--- Given exercise A ---
Answer these questions about the book review on Hubert Harrison, one per line:
(i) Which historian said that "crowds flocked to hear him"?
(ii) What span of years does the first volume of the biography cover?
(iii) At what age did Harrison die?

--- Passage to read ---
---*---
Hubert Harrison; Trailblazing Harlem Critical Thinker

As an orator Harrison was famous for his street corner lectures on a diverse array of topics and around this time was trailblazing his captivating soapbox style. His friend, the great Jamaican historian, J.A. Rogers said “crowds flocked to hear him” and “would stand hours at a time.”

[Book Review]

Dr. Jeffrey B. Perry’s book, “Hubert Harrison: The Voice of Harlem Radicalism,” brings to life one of the most important and influential –but forgotten— figures in early 20th Century Black America.

In this first of a two-volume biography; Perry skillfully rescues, from the dark shadows of time, Harrison’s rise into one of the most brilliant Black intellectuals of his era. Dr. Perry points out that Harrison was “the first to struggle against both class and racial oppression though his articulate, radical Black working class voice and a bottom-up approach.” 

This biography traces the first half of Harrison’s life from 1883 to 1918. The second part of the biography will focus on the last part of Harrison’s life, until his premature death in 1927, at age 44. The second part of this biography entitled: “Hubert Harrison: Race Consciousness and the Struggle for Democracy, 1818-1927,” will be published sometime around 2012.
---*---
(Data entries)
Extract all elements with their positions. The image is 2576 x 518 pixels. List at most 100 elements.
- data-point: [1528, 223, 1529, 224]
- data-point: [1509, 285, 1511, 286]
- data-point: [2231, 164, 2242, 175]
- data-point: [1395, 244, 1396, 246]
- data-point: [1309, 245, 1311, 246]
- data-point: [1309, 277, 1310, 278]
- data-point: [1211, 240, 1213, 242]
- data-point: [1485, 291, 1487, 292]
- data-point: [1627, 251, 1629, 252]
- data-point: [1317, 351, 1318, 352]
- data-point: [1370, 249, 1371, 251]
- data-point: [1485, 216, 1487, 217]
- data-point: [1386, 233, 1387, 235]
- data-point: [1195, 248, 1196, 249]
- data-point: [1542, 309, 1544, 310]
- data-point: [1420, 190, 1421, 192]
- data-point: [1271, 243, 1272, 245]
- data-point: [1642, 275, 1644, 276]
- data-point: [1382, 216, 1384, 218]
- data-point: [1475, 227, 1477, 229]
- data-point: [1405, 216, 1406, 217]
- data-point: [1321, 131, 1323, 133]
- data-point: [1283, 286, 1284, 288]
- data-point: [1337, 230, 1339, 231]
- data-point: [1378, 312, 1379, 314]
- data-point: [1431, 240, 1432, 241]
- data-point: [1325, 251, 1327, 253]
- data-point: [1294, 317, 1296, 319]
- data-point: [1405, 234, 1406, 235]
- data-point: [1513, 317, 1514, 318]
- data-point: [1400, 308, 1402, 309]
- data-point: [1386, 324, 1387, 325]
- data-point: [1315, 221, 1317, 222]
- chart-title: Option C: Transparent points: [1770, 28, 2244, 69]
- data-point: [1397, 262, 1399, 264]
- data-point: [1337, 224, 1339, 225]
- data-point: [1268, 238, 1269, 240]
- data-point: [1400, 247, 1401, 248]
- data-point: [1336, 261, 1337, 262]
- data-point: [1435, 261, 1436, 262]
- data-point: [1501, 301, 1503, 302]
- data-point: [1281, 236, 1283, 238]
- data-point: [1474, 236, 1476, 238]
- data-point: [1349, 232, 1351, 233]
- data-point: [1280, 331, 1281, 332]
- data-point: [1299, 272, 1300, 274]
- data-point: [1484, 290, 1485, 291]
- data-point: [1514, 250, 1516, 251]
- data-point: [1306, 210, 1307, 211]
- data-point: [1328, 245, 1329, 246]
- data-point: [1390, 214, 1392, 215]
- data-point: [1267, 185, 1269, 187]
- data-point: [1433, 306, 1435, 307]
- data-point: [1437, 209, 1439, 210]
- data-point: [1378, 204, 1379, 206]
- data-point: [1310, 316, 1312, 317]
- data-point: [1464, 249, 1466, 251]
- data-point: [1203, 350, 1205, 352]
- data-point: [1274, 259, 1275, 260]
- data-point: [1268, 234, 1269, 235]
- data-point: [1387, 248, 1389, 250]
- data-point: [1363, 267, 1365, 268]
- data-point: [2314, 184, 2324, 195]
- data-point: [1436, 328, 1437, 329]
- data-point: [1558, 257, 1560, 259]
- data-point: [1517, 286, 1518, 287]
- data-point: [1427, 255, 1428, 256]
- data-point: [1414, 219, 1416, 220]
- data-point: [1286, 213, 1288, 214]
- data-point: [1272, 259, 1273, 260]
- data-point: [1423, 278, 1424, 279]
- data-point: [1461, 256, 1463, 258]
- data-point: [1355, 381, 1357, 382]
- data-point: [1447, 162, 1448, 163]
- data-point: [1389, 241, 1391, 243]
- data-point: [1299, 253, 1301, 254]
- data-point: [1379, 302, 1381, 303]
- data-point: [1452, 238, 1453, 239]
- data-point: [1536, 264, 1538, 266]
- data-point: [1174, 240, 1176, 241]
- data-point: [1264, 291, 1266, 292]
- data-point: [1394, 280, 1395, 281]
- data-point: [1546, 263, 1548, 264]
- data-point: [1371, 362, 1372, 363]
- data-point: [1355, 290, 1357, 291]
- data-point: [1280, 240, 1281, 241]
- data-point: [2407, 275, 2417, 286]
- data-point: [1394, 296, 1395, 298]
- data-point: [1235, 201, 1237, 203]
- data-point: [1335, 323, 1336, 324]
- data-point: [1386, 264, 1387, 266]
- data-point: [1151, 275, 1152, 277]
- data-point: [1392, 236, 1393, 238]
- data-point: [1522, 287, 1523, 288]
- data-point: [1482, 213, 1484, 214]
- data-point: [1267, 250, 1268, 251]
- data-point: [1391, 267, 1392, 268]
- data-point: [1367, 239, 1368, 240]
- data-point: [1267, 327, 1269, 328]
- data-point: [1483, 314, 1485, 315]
---*---
--- Given exercise B ---
Copy out the rows word for word, starting at the first row and stopping after the line that contains "- data-point: [1386, 233, 1387, 235]".

--- Right answer A ---
(i) J.A. Rogers
(ii) 1883 to 1918
(iii) 44

--- Right answer B ---
Extract all elements with their positions. The image is 2576 x 518 pixels. List at most 100 elements.
- data-point: [1528, 223, 1529, 224]
- data-point: [1509, 285, 1511, 286]
- data-point: [2231, 164, 2242, 175]
- data-point: [1395, 244, 1396, 246]
- data-point: [1309, 245, 1311, 246]
- data-point: [1309, 277, 1310, 278]
- data-point: [1211, 240, 1213, 242]
- data-point: [1485, 291, 1487, 292]
- data-point: [1627, 251, 1629, 252]
- data-point: [1317, 351, 1318, 352]
- data-point: [1370, 249, 1371, 251]
- data-point: [1485, 216, 1487, 217]
- data-point: [1386, 233, 1387, 235]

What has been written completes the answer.